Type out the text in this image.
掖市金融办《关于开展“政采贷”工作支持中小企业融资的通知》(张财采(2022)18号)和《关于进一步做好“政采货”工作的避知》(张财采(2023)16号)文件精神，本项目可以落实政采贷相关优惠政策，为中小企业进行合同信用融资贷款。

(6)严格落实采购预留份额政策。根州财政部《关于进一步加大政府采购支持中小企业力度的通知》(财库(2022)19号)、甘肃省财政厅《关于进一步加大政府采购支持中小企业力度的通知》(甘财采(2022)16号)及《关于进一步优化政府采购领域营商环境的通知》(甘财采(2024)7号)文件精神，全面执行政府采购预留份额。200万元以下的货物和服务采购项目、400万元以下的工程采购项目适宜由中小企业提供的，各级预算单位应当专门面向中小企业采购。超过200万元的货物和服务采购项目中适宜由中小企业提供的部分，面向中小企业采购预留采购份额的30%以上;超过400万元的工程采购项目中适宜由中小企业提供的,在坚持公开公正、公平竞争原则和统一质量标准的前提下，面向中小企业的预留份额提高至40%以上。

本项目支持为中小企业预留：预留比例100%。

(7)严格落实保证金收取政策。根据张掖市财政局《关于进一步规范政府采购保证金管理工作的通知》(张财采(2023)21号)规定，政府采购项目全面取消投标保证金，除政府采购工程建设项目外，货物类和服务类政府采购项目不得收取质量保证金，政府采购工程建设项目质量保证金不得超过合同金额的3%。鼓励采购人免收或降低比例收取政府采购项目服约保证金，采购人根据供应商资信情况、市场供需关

□ □ □ □ □ □ □

■ Short exercise
Each entry must be reproduced verbatim.

■ The completed task
Type out the text in this image.
掖市金融办《关于开展“政采贷”工作支持中小企业融资的通知》(张财采(2022)18号)和《关于进一步做好“政采货”工作的避知》(张财采(2023)16号)文件精神，本项目可以落实政采贷相关优惠政策，为中小企业进行合同信用融资贷款。

(6)严格落实采购预留份额政策。根州财政部《关于进一步加大政府采购支持中小企业力度的通知》(财库(2022)19号)、甘肃省财政厅《关于进一步加大政府采购支持中小企业力度的通知》(甘财采(2022)16号)及《关于进一步优化政府采购领域营商环境的通知》(甘财采(2024)7号)文件精神，全面执行政府采购预留份额。200万元以下的货物和服务采购项目、400万元以下的工程采购项目适宜由中小企业提供的，各级预算单位应当专门面向中小企业采购。超过200万元的货物和服务采购项目中适宜由中小企业提供的部分，面向中小企业采购预留采购份额的30%以上;超过400万元的工程采购项目中适宜由中小企业提供的,在坚持公开公正、公平竞争原则和统一质量标准的前提下，面向中小企业的预留份额提高至40%以上。

本项目支持为中小企业预留：预留比例100%。

(7)严格落实保证金收取政策。根据张掖市财政局《关于进一步规范政府采购保证金管理工作的通知》(张财采(2023)21号)规定，政府采购项目全面取消投标保证金，除政府采购工程建设项目外，货物类和服务类政府采购项目不得收取质量保证金，政府采购工程建设项目质量保证金不得超过合同金额的3%。鼓励采购人免收或降低比例收取政府采购项目服约保证金，采购人根据供应商资信情况、市场供需关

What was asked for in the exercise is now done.